#### THE EXERCISE:
Set each record down exactly, excluding all images.

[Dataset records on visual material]
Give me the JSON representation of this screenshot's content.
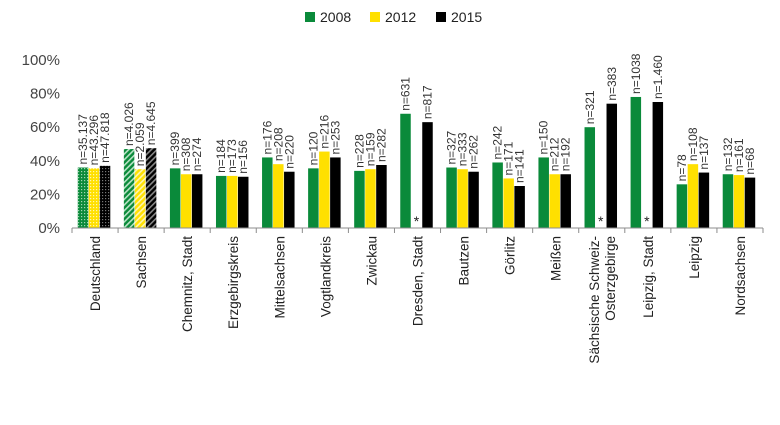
{
  "chart_data": {
    "type": "bar",
    "categories": [
      "Deutschland",
      "Sachsen",
      "Chemnitz, Stadt",
      "Erzgebirgskreis",
      "Mittelsachsen",
      "Vogtlandkreis",
      "Zwickau",
      "Dresden, Stadt",
      "Bautzen",
      "Görlitz",
      "Meißen",
      "Sächsische Schweiz-Osterzgebirge",
      "Leipzig, Stadt",
      "Leipzig",
      "Nordsachsen"
    ],
    "category_lines": [
      [
        "Deutschland"
      ],
      [
        "Sachsen"
      ],
      [
        "Chemnitz, Stadt"
      ],
      [
        "Erzgebirgskreis"
      ],
      [
        "Mittelsachsen"
      ],
      [
        "Vogtlandkreis"
      ],
      [
        "Zwickau"
      ],
      [
        "Dresden, Stadt"
      ],
      [
        "Bautzen"
      ],
      [
        "Görlitz"
      ],
      [
        "Meißen"
      ],
      [
        "Sächsische Schweiz-",
        "Osterzgebirge"
      ],
      [
        "Leipzig, Stadt"
      ],
      [
        "Leipzig"
      ],
      [
        "Nordsachsen"
      ]
    ],
    "series": [
      {
        "name": "2008",
        "color": "#0a8a3a",
        "values": [
          36,
          47,
          35.5,
          31,
          42,
          35.5,
          34,
          68,
          36,
          39,
          42,
          60,
          78,
          26,
          32
        ],
        "n": [
          "n=35.137",
          "n=4.026",
          "n=399",
          "n=184",
          "n=176",
          "n=120",
          "n=228",
          "n=631",
          "n=327",
          "n=242",
          "n=150",
          "n=321",
          "n=1038",
          "n=78",
          "n=132"
        ]
      },
      {
        "name": "2012",
        "color": "#ffe000",
        "values": [
          35.5,
          35,
          32,
          31,
          38,
          45.5,
          35,
          null,
          35,
          29.5,
          32,
          null,
          null,
          38,
          31.5
        ],
        "n": [
          "n=43.296",
          "n=2.059",
          "n=308",
          "n=173",
          "n=208",
          "n=216",
          "n=159",
          "*",
          "n=333",
          "n=171",
          "n=212",
          "*",
          "*",
          "n=108",
          "n=161"
        ]
      },
      {
        "name": "2015",
        "color": "#000000",
        "values": [
          37,
          47.5,
          32,
          30.5,
          33.5,
          42,
          37.5,
          63,
          33.5,
          25,
          32,
          74,
          75,
          33,
          30
        ],
        "n": [
          "n=47.818",
          "n=4.645",
          "n=274",
          "n=156",
          "n=220",
          "n=253",
          "n=282",
          "n=817",
          "n=262",
          "n=141",
          "n=192",
          "n=383",
          "n=1.460",
          "n=137",
          "n=68"
        ]
      }
    ],
    "pattern_categories": [
      "Deutschland",
      "Sachsen"
    ],
    "y_ticks": [
      "0%",
      "20%",
      "40%",
      "60%",
      "80%",
      "100%"
    ],
    "ylim": [
      0,
      100
    ],
    "legend_position": "top-center",
    "grid": false
  }
}
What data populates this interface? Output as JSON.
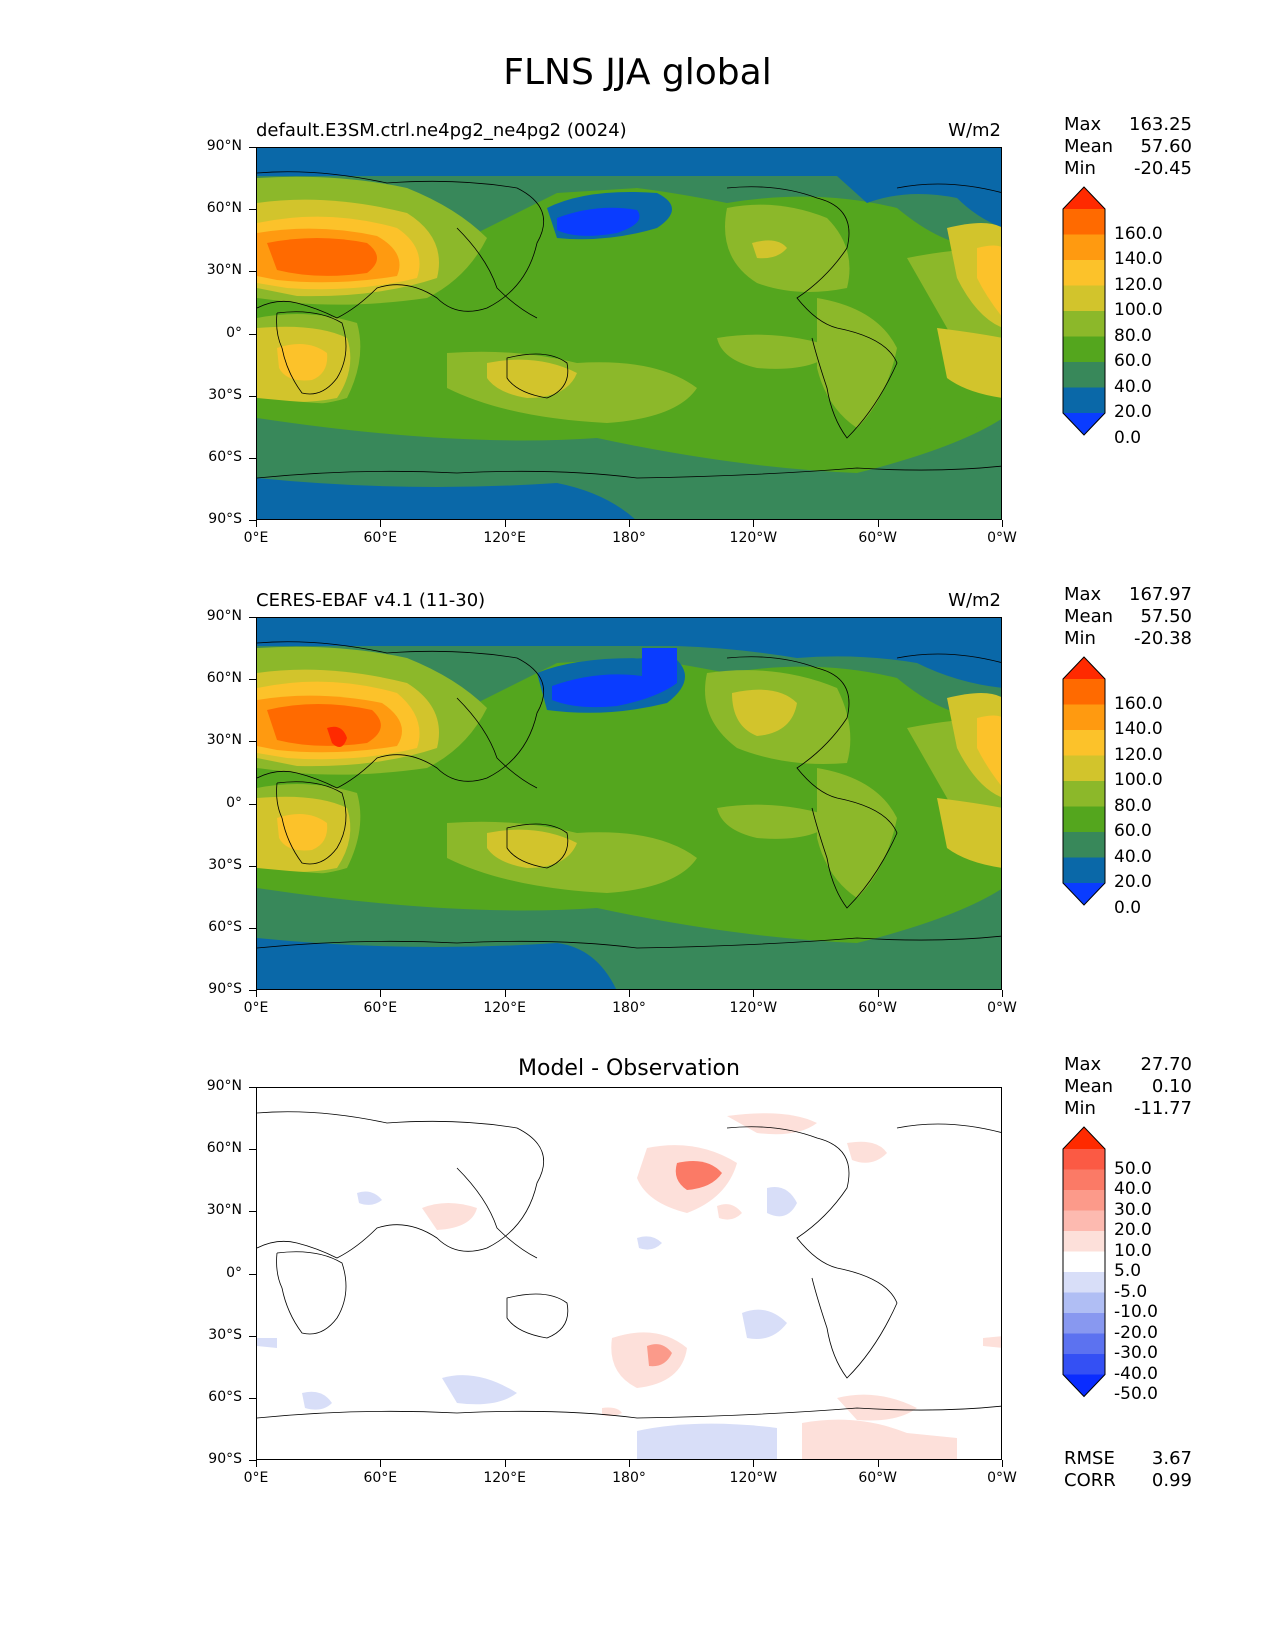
{
  "figure_title": "FLNS JJA global",
  "chart_data": [
    {
      "type": "heatmap",
      "title_left": "default.E3SM.ctrl.ne4pg2_ne4pg2 (0024)",
      "title_right": "W/m2",
      "stats": {
        "labels": [
          "Max",
          "Mean",
          "Min"
        ],
        "values": [
          "163.25",
          "57.60",
          "-20.45"
        ]
      },
      "colorbar": {
        "labels": [
          "160.0",
          "140.0",
          "120.0",
          "100.0",
          "80.0",
          "60.0",
          "40.0",
          "20.0",
          "0.0"
        ],
        "colors": [
          "#ff2a00",
          "#ff6a00",
          "#ff9a10",
          "#fcc22a",
          "#d2c42c",
          "#8cb82a",
          "#54a61e",
          "#38885a",
          "#0a68a8",
          "#0a3cff"
        ]
      },
      "y_ticks": [
        "90°N",
        "60°N",
        "30°N",
        "0°",
        "30°S",
        "60°S",
        "90°S"
      ],
      "x_ticks": [
        "0°E",
        "60°E",
        "120°E",
        "180°",
        "120°W",
        "60°W",
        "0°W"
      ]
    },
    {
      "type": "heatmap",
      "title_left": "CERES-EBAF v4.1 (11-30)",
      "title_right": "W/m2",
      "stats": {
        "labels": [
          "Max",
          "Mean",
          "Min"
        ],
        "values": [
          "167.97",
          "57.50",
          "-20.38"
        ]
      },
      "colorbar": {
        "labels": [
          "160.0",
          "140.0",
          "120.0",
          "100.0",
          "80.0",
          "60.0",
          "40.0",
          "20.0",
          "0.0"
        ],
        "colors": [
          "#ff2a00",
          "#ff6a00",
          "#ff9a10",
          "#fcc22a",
          "#d2c42c",
          "#8cb82a",
          "#54a61e",
          "#38885a",
          "#0a68a8",
          "#0a3cff"
        ]
      },
      "y_ticks": [
        "90°N",
        "60°N",
        "30°N",
        "0°",
        "30°S",
        "60°S",
        "90°S"
      ],
      "x_ticks": [
        "0°E",
        "60°E",
        "120°E",
        "180°",
        "120°W",
        "60°W",
        "0°W"
      ]
    },
    {
      "type": "heatmap",
      "title_center": "Model - Observation",
      "stats": {
        "labels": [
          "Max",
          "Mean",
          "Min"
        ],
        "values": [
          "27.70",
          "0.10",
          "-11.77"
        ]
      },
      "colorbar": {
        "labels": [
          "50.0",
          "40.0",
          "30.0",
          "20.0",
          "10.0",
          "5.0",
          "-5.0",
          "-10.0",
          "-20.0",
          "-30.0",
          "-40.0",
          "-50.0"
        ],
        "colors": [
          "#ff2a00",
          "#fb5a44",
          "#fb7a66",
          "#fc9a8a",
          "#fdbab0",
          "#fde0da",
          "#ffffff",
          "#d8def8",
          "#b0bef4",
          "#8898f0",
          "#5c72f0",
          "#3450f4",
          "#0a2cff"
        ]
      },
      "metrics": {
        "labels": [
          "RMSE",
          "CORR"
        ],
        "values": [
          "3.67",
          "0.99"
        ]
      },
      "y_ticks": [
        "90°N",
        "60°N",
        "30°N",
        "0°",
        "30°S",
        "60°S",
        "90°S"
      ],
      "x_ticks": [
        "0°E",
        "60°E",
        "120°E",
        "180°",
        "120°W",
        "60°W",
        "0°W"
      ]
    }
  ]
}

#### ANSWER TO THE TASK:
Give me the JSON representation of this screenshot's content.
{
  "chart_data": {
    "type": "bar",
    "categories": [
      "Deutschland",
      "Sachsen",
      "Chemnitz, Stadt",
      "Erzgebirgskreis",
      "Mittelsachsen",
      "Vogtlandkreis",
      "Zwickau",
      "Dresden, Stadt",
      "Bautzen",
      "Görlitz",
      "Meißen",
      "Sächsische Schweiz-Osterzgebirge",
      "Leipzig, Stadt",
      "Leipzig",
      "Nordsachsen"
    ],
    "category_lines": [
      [
        "Deutschland"
      ],
      [
        "Sachsen"
      ],
      [
        "Chemnitz, Stadt"
      ],
      [
        "Erzgebirgskreis"
      ],
      [
        "Mittelsachsen"
      ],
      [
        "Vogtlandkreis"
      ],
      [
        "Zwickau"
      ],
      [
        "Dresden, Stadt"
      ],
      [
        "Bautzen"
      ],
      [
        "Görlitz"
      ],
      [
        "Meißen"
      ],
      [
        "Sächsische Schweiz-",
        "Osterzgebirge"
      ],
      [
        "Leipzig, Stadt"
      ],
      [
        "Leipzig"
      ],
      [
        "Nordsachsen"
      ]
    ],
    "series": [
      {
        "name": "2008",
        "color": "#0a8a3a",
        "values": [
          36,
          47,
          35.5,
          31,
          42,
          35.5,
          34,
          68,
          36,
          39,
          42,
          60,
          78,
          26,
          32
        ],
        "n": [
          "n=35.137",
          "n=4.026",
          "n=399",
          "n=184",
          "n=176",
          "n=120",
          "n=228",
          "n=631",
          "n=327",
          "n=242",
          "n=150",
          "n=321",
          "n=1038",
          "n=78",
          "n=132"
        ]
      },
      {
        "name": "2012",
        "color": "#ffe000",
        "values": [
          35.5,
          35,
          32,
          31,
          38,
          45.5,
          35,
          null,
          35,
          29.5,
          32,
          null,
          null,
          38,
          31.5
        ],
        "n": [
          "n=43.296",
          "n=2.059",
          "n=308",
          "n=173",
          "n=208",
          "n=216",
          "n=159",
          "*",
          "n=333",
          "n=171",
          "n=212",
          "*",
          "*",
          "n=108",
          "n=161"
        ]
      },
      {
        "name": "2015",
        "color": "#000000",
        "values": [
          37,
          47.5,
          32,
          30.5,
          33.5,
          42,
          37.5,
          63,
          33.5,
          25,
          32,
          74,
          75,
          33,
          30
        ],
        "n": [
          "n=47.818",
          "n=4.645",
          "n=274",
          "n=156",
          "n=220",
          "n=253",
          "n=282",
          "n=817",
          "n=262",
          "n=141",
          "n=192",
          "n=383",
          "n=1.460",
          "n=137",
          "n=68"
        ]
      }
    ],
    "pattern_categories": [
      "Deutschland",
      "Sachsen"
    ],
    "y_ticks": [
      "0%",
      "20%",
      "40%",
      "60%",
      "80%",
      "100%"
    ],
    "ylim": [
      0,
      100
    ],
    "legend_position": "top-center",
    "grid": false
  }
}
What data populates this interface? Output as JSON.
{
  "figure_title": "FLNS JJA global",
  "chart_data": [
    {
      "type": "heatmap",
      "title_left": "default.E3SM.ctrl.ne4pg2_ne4pg2 (0024)",
      "title_right": "W/m2",
      "stats": {
        "labels": [
          "Max",
          "Mean",
          "Min"
        ],
        "values": [
          "163.25",
          "57.60",
          "-20.45"
        ]
      },
      "colorbar": {
        "labels": [
          "160.0",
          "140.0",
          "120.0",
          "100.0",
          "80.0",
          "60.0",
          "40.0",
          "20.0",
          "0.0"
        ],
        "colors": [
          "#ff2a00",
          "#ff6a00",
          "#ff9a10",
          "#fcc22a",
          "#d2c42c",
          "#8cb82a",
          "#54a61e",
          "#38885a",
          "#0a68a8",
          "#0a3cff"
        ]
      },
      "y_ticks": [
        "90°N",
        "60°N",
        "30°N",
        "0°",
        "30°S",
        "60°S",
        "90°S"
      ],
      "x_ticks": [
        "0°E",
        "60°E",
        "120°E",
        "180°",
        "120°W",
        "60°W",
        "0°W"
      ]
    },
    {
      "type": "heatmap",
      "title_left": "CERES-EBAF v4.1 (11-30)",
      "title_right": "W/m2",
      "stats": {
        "labels": [
          "Max",
          "Mean",
          "Min"
        ],
        "values": [
          "167.97",
          "57.50",
          "-20.38"
        ]
      },
      "colorbar": {
        "labels": [
          "160.0",
          "140.0",
          "120.0",
          "100.0",
          "80.0",
          "60.0",
          "40.0",
          "20.0",
          "0.0"
        ],
        "colors": [
          "#ff2a00",
          "#ff6a00",
          "#ff9a10",
          "#fcc22a",
          "#d2c42c",
          "#8cb82a",
          "#54a61e",
          "#38885a",
          "#0a68a8",
          "#0a3cff"
        ]
      },
      "y_ticks": [
        "90°N",
        "60°N",
        "30°N",
        "0°",
        "30°S",
        "60°S",
        "90°S"
      ],
      "x_ticks": [
        "0°E",
        "60°E",
        "120°E",
        "180°",
        "120°W",
        "60°W",
        "0°W"
      ]
    },
    {
      "type": "heatmap",
      "title_center": "Model - Observation",
      "stats": {
        "labels": [
          "Max",
          "Mean",
          "Min"
        ],
        "values": [
          "27.70",
          "0.10",
          "-11.77"
        ]
      },
      "colorbar": {
        "labels": [
          "50.0",
          "40.0",
          "30.0",
          "20.0",
          "10.0",
          "5.0",
          "-5.0",
          "-10.0",
          "-20.0",
          "-30.0",
          "-40.0",
          "-50.0"
        ],
        "colors": [
          "#ff2a00",
          "#fb5a44",
          "#fb7a66",
          "#fc9a8a",
          "#fdbab0",
          "#fde0da",
          "#ffffff",
          "#d8def8",
          "#b0bef4",
          "#8898f0",
          "#5c72f0",
          "#3450f4",
          "#0a2cff"
        ]
      },
      "metrics": {
        "labels": [
          "RMSE",
          "CORR"
        ],
        "values": [
          "3.67",
          "0.99"
        ]
      },
      "y_ticks": [
        "90°N",
        "60°N",
        "30°N",
        "0°",
        "30°S",
        "60°S",
        "90°S"
      ],
      "x_ticks": [
        "0°E",
        "60°E",
        "120°E",
        "180°",
        "120°W",
        "60°W",
        "0°W"
      ]
    }
  ]
}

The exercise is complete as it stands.